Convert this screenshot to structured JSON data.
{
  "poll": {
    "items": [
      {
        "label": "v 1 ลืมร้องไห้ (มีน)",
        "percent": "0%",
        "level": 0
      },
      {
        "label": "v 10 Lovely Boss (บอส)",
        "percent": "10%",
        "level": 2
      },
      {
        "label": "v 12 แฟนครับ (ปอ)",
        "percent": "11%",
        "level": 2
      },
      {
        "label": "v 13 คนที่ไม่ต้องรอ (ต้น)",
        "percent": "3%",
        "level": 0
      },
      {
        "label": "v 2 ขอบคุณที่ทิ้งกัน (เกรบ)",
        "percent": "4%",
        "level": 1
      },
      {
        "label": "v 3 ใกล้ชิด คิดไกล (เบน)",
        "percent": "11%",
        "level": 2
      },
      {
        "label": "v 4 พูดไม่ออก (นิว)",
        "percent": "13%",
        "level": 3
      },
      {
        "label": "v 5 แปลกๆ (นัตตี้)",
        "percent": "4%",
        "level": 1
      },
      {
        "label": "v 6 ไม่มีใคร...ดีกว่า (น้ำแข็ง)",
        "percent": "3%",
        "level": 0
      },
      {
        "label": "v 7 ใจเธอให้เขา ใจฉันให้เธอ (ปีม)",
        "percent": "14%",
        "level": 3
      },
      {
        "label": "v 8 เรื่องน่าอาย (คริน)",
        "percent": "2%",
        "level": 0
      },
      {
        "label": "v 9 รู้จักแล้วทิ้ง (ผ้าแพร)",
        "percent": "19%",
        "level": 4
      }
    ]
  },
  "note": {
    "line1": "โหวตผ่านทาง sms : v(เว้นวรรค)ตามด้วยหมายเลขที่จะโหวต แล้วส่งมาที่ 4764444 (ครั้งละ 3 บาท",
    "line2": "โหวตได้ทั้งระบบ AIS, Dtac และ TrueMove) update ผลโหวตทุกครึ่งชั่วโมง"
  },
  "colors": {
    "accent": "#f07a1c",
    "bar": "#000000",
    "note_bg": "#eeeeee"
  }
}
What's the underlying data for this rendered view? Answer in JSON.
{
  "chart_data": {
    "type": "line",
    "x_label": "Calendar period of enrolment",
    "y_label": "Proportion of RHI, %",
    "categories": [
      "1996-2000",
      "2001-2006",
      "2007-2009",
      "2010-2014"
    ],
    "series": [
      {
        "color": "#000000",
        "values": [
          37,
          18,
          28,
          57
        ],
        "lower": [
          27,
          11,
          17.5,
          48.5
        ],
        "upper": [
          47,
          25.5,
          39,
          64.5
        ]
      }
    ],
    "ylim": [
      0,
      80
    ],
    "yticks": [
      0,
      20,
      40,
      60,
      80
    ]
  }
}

=====

■ TASK GOAL: Out of the material above, select every line that holds the string "percent".

■ EXERCISE OUTPUT:
        "percent": "0%",
        "percent": "10%",
        "percent": "11%",
        "percent": "3%",
        "percent": "4%",
        "percent": "11%",
        "percent": "13%",
        "percent": "4%",
        "percent": "3%",
        "percent": "14%",
        "percent": "2%",
        "percent": "19%",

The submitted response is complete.